[Stored data]
----------------------------------------

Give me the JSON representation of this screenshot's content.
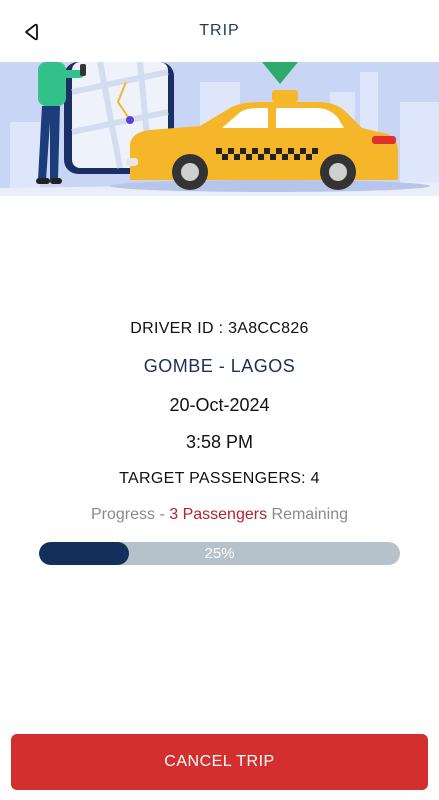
{
  "header": {
    "title": "TRIP",
    "back_icon": "back-arrow-icon"
  },
  "banner": {
    "illustration": "taxi-map-illustration",
    "taxi_color": "#f5b62a",
    "map_pin_color": "#2eaa6a"
  },
  "trip": {
    "driver_id": "DRIVER ID : 3A8CC826",
    "route": "GOMBE - LAGOS",
    "date": "20-Oct-2024",
    "time": "3:58 PM",
    "target_passengers": "TARGET PASSENGERS: 4"
  },
  "progress": {
    "prefix": "Progress - ",
    "highlight": "3 Passengers",
    "suffix": " Remaining",
    "percent_label": "25%",
    "fraction": 0.25
  },
  "actions": {
    "cancel_label": "CANCEL TRIP"
  },
  "colors": {
    "accent_navy": "#13305d",
    "danger_red": "#d32f2f",
    "highlight_red": "#b5232b"
  }
}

----------------------------------------

GIVEN TASK
The pictures in the entries should be left out; output everything else exactly.

RIGHT ANSWER
Give me the JSON representation of this screenshot's content.
{
  "header": {
    "title": "TRIP",
    "back_icon": "back-arrow-icon"
  },
  "banner": {
    "illustration": "taxi-map-illustration",
    "taxi_color": "#f5b62a",
    "map_pin_color": "#2eaa6a"
  },
  "trip": {
    "driver_id": "DRIVER ID : 3A8CC826",
    "route": "GOMBE - LAGOS",
    "date": "20-Oct-2024",
    "time": "3:58 PM",
    "target_passengers": "TARGET PASSENGERS: 4"
  },
  "progress": {
    "prefix": "Progress - ",
    "highlight": "3 Passengers",
    "suffix": " Remaining",
    "percent_label": "25%",
    "fraction": 0.25
  },
  "actions": {
    "cancel_label": "CANCEL TRIP"
  },
  "colors": {
    "accent_navy": "#13305d",
    "danger_red": "#d32f2f",
    "highlight_red": "#b5232b"
  }
}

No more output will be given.